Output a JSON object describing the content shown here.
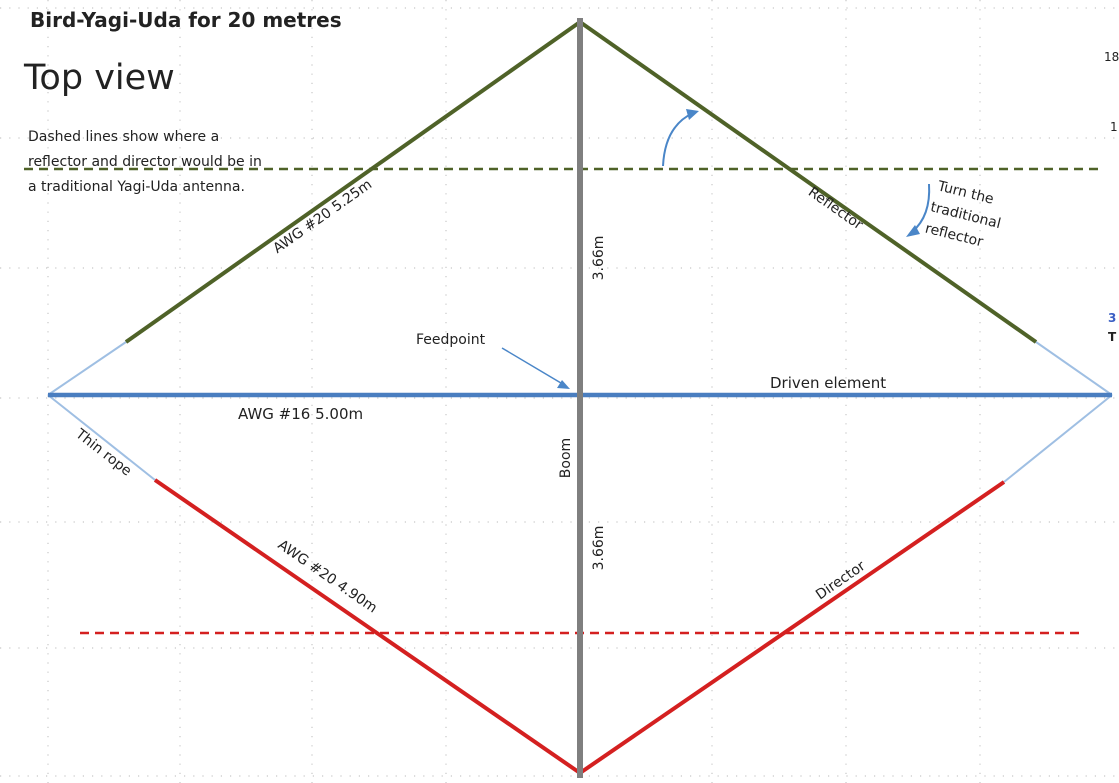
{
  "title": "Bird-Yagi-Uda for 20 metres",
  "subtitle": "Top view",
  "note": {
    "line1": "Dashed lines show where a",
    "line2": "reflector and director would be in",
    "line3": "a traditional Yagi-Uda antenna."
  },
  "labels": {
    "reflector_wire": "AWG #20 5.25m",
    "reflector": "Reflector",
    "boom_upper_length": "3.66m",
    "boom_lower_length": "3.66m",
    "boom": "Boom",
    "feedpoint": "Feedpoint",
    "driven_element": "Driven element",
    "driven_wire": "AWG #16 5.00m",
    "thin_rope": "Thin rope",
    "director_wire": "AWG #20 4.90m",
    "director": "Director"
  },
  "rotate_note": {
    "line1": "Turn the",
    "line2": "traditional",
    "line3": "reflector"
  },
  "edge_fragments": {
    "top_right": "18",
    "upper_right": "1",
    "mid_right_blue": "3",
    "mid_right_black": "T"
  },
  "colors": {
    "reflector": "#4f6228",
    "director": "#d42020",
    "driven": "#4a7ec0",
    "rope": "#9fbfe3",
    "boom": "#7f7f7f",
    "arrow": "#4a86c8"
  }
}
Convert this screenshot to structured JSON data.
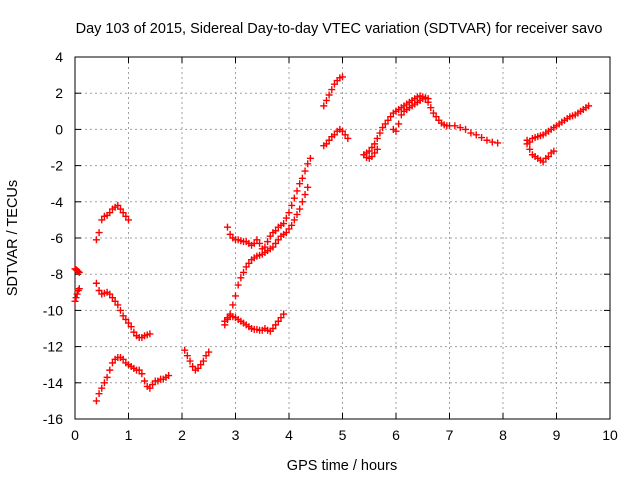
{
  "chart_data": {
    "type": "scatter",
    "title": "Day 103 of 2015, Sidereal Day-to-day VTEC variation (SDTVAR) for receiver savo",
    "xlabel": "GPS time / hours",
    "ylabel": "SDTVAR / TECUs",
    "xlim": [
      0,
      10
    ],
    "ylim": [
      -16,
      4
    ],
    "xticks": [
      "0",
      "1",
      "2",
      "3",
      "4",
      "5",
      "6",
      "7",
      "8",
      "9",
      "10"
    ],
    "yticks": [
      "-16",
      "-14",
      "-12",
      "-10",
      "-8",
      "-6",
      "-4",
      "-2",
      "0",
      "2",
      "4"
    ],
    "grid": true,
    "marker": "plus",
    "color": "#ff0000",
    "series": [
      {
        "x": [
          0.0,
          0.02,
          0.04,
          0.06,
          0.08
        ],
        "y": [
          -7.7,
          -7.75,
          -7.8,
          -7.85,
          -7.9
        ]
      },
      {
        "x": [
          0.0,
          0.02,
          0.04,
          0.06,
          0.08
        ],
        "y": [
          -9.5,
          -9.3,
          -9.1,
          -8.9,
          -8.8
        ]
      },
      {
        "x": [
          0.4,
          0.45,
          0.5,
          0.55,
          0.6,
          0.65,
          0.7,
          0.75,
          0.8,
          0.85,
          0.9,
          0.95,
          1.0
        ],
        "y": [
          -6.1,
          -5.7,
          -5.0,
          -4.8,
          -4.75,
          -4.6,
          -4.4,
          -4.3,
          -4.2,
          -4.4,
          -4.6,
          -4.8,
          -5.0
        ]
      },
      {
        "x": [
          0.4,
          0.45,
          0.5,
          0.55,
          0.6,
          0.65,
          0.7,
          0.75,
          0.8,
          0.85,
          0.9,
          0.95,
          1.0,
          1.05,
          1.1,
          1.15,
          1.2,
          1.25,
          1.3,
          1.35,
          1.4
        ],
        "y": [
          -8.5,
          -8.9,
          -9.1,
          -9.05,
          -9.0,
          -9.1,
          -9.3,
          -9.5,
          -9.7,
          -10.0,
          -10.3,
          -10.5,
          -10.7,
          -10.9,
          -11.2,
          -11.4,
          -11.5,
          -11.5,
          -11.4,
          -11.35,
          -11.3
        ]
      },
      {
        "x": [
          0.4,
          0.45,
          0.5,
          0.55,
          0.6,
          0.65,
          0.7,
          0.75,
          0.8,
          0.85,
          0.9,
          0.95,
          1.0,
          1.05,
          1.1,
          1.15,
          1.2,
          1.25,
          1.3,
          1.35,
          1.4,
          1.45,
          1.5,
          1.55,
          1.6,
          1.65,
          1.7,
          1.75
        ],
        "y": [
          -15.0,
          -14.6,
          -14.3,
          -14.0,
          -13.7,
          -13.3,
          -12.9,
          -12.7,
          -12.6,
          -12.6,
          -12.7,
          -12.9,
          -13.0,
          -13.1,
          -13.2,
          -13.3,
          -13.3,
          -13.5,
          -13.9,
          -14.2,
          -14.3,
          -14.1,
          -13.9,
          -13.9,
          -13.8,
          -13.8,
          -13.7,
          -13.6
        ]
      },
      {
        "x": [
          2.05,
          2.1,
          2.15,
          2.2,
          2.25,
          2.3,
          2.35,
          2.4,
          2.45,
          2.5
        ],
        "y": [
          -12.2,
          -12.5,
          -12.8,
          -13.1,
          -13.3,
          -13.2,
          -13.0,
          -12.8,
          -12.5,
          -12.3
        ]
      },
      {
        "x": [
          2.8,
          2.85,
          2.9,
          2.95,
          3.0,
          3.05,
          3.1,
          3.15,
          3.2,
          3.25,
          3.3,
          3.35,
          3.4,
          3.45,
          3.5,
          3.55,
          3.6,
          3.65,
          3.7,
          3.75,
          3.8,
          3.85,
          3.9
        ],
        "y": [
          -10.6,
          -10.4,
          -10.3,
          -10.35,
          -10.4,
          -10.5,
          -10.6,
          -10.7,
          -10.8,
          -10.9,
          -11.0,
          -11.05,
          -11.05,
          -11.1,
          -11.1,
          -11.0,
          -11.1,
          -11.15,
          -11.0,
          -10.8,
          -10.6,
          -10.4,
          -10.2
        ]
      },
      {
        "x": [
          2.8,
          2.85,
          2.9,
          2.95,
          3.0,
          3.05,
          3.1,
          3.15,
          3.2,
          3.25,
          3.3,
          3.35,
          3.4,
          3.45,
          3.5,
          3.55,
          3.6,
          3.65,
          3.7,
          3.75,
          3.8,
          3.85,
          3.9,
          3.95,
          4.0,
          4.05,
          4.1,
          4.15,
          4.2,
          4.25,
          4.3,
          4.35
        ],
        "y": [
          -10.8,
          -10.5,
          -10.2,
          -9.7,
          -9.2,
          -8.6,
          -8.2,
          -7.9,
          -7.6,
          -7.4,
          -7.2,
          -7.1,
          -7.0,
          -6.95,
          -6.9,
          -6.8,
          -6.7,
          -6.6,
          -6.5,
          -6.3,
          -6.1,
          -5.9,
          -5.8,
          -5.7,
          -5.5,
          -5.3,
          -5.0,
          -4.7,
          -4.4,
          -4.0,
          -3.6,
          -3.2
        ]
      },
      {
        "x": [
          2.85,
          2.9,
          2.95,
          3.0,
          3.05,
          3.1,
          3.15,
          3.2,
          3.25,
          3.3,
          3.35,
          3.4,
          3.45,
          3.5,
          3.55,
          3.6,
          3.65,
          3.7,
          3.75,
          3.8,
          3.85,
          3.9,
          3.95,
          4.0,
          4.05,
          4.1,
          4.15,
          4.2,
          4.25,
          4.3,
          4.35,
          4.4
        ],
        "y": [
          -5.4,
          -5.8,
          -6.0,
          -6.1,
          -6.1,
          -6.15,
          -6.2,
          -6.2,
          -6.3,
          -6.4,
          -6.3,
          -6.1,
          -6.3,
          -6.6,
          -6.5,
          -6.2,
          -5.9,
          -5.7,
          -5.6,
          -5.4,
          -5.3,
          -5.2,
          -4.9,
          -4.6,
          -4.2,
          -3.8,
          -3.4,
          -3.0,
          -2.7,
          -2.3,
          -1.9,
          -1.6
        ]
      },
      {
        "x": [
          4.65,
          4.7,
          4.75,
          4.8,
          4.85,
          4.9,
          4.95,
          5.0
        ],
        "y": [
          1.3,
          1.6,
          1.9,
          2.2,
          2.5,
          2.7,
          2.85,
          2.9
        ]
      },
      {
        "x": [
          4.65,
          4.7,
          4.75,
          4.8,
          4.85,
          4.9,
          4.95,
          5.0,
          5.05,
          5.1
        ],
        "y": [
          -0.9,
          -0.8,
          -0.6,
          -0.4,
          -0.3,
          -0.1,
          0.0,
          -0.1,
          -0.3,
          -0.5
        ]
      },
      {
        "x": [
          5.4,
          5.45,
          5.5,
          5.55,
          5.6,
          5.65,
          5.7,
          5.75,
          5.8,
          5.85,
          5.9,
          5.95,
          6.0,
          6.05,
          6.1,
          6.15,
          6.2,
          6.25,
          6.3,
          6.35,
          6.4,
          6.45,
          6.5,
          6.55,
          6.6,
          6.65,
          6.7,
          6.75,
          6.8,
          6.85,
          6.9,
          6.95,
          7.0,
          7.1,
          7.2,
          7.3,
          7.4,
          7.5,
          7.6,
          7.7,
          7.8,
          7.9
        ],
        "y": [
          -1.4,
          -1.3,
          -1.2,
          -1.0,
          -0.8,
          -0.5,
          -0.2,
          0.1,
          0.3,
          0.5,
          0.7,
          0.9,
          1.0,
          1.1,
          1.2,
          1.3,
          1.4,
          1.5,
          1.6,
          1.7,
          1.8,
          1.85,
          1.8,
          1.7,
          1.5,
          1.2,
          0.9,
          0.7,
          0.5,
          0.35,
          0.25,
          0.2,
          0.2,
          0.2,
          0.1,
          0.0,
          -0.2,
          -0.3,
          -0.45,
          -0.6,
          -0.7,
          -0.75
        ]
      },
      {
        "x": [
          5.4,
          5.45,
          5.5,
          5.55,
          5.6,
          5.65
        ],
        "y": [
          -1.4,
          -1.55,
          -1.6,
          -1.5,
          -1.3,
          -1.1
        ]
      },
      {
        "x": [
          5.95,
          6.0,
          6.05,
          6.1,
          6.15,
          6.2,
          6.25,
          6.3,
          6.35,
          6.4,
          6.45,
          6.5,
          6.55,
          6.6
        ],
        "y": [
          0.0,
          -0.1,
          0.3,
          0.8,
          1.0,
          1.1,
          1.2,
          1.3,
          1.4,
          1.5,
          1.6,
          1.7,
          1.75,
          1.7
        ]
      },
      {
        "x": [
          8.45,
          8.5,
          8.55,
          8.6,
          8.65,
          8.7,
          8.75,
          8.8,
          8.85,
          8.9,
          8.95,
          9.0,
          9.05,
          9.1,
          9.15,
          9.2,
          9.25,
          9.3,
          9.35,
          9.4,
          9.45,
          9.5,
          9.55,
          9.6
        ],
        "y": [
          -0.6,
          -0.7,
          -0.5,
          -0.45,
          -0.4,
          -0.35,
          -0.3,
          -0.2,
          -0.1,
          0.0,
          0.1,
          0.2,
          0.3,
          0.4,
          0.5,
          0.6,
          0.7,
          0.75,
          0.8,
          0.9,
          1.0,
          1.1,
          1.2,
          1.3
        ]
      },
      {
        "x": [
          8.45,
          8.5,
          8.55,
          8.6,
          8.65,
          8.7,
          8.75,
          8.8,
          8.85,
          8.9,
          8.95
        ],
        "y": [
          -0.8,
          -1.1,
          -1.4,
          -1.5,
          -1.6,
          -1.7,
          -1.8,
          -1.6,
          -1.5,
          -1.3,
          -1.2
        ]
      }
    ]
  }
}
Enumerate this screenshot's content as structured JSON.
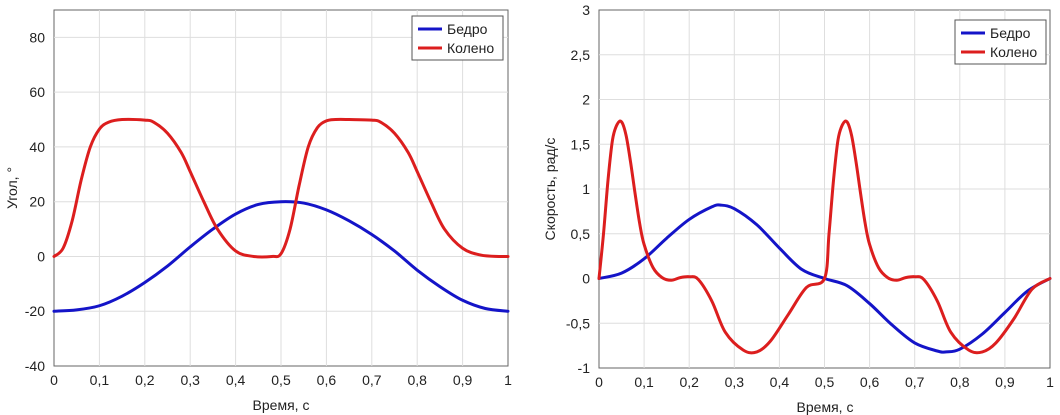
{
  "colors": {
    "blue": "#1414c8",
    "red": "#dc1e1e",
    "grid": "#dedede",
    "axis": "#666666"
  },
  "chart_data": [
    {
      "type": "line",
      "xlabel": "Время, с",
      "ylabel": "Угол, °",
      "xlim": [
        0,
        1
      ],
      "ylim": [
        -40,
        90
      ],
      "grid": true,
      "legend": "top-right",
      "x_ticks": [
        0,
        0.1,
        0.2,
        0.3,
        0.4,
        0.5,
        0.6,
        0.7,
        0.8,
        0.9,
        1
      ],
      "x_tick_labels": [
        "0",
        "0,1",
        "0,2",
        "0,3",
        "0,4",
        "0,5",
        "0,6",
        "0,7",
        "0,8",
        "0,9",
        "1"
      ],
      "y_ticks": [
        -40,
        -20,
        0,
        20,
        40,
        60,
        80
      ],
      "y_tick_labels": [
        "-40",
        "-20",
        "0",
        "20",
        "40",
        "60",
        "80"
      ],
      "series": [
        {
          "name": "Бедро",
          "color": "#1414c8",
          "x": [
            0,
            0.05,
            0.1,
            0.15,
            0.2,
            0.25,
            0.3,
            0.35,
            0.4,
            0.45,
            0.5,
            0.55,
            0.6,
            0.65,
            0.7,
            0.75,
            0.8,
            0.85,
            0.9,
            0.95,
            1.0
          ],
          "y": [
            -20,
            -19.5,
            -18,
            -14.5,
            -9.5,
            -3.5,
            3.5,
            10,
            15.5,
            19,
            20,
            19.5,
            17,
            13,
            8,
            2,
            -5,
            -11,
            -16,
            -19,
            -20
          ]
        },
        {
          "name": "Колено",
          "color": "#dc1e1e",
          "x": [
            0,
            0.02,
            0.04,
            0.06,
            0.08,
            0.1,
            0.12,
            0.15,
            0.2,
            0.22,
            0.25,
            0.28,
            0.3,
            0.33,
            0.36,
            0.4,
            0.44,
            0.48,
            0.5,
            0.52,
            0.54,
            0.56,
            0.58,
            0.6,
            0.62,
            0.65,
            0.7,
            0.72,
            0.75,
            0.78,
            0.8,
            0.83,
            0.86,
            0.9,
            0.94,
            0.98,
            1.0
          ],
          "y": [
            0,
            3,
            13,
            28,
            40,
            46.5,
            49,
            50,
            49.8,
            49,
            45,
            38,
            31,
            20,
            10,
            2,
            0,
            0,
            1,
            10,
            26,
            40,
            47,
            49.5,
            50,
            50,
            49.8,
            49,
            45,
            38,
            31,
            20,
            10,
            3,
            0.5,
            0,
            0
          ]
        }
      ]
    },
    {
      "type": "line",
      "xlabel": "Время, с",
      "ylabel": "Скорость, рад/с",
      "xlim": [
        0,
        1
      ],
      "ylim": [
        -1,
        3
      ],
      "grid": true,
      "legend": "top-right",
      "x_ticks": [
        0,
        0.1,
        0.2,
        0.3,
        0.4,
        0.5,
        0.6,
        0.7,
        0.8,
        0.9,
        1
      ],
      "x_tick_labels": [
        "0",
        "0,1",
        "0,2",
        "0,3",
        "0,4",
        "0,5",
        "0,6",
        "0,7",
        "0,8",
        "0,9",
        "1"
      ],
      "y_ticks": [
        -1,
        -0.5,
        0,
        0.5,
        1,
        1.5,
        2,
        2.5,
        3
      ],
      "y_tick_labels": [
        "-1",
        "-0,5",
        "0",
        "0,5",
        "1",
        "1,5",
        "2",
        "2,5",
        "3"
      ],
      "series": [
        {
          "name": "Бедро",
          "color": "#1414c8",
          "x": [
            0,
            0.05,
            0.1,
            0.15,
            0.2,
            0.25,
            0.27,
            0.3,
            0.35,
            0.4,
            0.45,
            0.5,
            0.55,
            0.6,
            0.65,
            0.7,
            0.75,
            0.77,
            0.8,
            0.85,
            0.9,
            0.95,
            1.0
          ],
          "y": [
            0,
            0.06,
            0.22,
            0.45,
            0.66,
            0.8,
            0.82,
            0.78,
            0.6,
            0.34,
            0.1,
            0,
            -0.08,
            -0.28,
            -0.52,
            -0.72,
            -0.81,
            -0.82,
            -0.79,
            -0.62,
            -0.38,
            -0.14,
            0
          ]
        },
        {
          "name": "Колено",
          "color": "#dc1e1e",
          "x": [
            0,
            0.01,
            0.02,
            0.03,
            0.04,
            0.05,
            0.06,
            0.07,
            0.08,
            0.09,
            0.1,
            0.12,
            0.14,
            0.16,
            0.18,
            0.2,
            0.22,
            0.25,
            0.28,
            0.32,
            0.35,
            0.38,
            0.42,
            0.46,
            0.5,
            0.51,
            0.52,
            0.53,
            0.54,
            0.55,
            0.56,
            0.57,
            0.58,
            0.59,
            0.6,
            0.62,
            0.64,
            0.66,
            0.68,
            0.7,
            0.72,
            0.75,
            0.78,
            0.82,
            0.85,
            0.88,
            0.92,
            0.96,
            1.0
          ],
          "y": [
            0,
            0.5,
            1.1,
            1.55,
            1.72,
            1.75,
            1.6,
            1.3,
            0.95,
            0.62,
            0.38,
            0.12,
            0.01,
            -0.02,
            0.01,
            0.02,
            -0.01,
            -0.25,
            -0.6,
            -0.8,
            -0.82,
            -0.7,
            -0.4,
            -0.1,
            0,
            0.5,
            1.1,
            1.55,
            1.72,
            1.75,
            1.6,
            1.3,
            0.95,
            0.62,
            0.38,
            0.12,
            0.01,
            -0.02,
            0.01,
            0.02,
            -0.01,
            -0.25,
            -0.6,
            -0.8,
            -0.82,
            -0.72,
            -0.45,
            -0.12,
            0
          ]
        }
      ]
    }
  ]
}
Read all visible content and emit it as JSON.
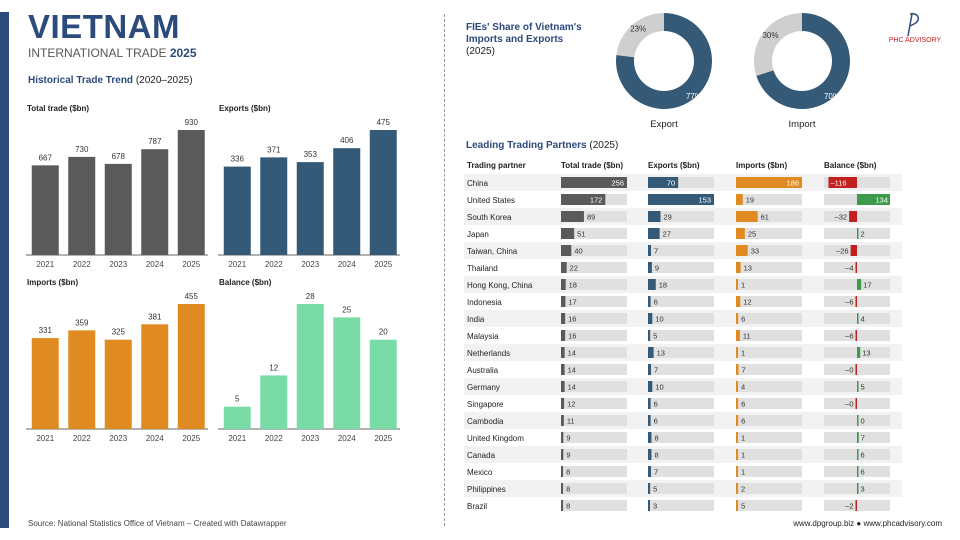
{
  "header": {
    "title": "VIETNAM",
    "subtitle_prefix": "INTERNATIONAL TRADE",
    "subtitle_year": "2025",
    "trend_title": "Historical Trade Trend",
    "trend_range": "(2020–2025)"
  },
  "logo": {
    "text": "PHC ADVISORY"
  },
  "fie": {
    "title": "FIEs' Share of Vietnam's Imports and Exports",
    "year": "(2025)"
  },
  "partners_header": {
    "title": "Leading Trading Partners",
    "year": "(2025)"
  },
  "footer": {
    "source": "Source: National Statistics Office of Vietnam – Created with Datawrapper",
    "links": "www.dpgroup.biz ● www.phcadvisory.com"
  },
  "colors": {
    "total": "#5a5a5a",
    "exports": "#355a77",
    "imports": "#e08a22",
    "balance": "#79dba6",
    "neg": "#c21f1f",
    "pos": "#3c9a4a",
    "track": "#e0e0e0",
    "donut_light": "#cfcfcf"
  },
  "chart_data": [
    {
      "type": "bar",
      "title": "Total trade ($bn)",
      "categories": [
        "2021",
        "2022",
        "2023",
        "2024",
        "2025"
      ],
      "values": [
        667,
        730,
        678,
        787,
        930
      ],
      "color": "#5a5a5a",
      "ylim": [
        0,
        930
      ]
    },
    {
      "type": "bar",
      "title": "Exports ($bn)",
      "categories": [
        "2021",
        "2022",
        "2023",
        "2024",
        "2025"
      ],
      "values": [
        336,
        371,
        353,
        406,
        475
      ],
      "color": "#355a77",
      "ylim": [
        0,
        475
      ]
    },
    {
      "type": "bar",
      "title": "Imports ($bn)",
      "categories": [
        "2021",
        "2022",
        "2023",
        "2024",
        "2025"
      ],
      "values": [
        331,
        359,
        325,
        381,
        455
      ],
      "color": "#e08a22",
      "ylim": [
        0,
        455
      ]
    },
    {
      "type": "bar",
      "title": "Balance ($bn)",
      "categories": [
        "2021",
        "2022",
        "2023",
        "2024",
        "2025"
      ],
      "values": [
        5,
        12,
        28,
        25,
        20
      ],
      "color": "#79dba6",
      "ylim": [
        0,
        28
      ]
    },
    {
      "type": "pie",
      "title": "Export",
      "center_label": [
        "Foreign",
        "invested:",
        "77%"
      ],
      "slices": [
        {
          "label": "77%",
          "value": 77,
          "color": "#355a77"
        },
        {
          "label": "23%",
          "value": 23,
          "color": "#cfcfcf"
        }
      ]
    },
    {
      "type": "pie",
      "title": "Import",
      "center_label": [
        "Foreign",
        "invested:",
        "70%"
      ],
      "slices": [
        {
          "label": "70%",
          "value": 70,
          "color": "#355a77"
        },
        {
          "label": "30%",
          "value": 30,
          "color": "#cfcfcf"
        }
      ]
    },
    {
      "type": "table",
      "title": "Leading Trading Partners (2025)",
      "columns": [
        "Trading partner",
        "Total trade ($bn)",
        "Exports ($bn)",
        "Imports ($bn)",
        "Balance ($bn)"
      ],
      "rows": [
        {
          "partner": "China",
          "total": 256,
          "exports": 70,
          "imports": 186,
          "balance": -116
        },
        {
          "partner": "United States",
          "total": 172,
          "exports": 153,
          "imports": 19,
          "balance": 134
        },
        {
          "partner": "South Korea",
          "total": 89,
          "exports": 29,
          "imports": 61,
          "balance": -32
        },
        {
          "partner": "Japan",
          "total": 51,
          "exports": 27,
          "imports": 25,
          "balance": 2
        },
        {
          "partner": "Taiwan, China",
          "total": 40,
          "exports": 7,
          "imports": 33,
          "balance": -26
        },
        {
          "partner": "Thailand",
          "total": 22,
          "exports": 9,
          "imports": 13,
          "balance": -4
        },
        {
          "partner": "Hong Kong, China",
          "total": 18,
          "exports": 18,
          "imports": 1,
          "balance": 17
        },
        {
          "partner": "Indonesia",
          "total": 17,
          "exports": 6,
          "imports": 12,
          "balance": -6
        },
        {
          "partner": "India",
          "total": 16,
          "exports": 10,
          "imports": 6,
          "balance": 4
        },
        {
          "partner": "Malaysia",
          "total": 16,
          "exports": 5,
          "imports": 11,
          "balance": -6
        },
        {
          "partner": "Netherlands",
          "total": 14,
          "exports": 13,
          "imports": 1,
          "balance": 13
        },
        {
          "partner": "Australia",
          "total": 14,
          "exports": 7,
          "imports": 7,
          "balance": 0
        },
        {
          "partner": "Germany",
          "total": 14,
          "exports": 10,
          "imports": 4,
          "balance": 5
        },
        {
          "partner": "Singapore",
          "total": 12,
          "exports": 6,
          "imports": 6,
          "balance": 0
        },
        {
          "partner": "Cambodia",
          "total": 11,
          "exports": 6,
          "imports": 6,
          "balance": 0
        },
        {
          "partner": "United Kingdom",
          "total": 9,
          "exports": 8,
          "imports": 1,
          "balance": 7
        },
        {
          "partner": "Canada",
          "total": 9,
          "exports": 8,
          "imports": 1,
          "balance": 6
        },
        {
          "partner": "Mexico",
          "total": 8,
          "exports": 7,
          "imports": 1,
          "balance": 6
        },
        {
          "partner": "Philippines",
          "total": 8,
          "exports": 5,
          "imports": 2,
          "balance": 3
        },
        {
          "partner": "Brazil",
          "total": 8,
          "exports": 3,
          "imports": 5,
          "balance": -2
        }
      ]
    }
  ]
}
+++
■ Aim of the exercise: Copy every line of the listing that contains the word "structured".

■ Output for this task:
Convert this screenshot to structured JSON data.
Enumerate this screenshot's content as structured JSON.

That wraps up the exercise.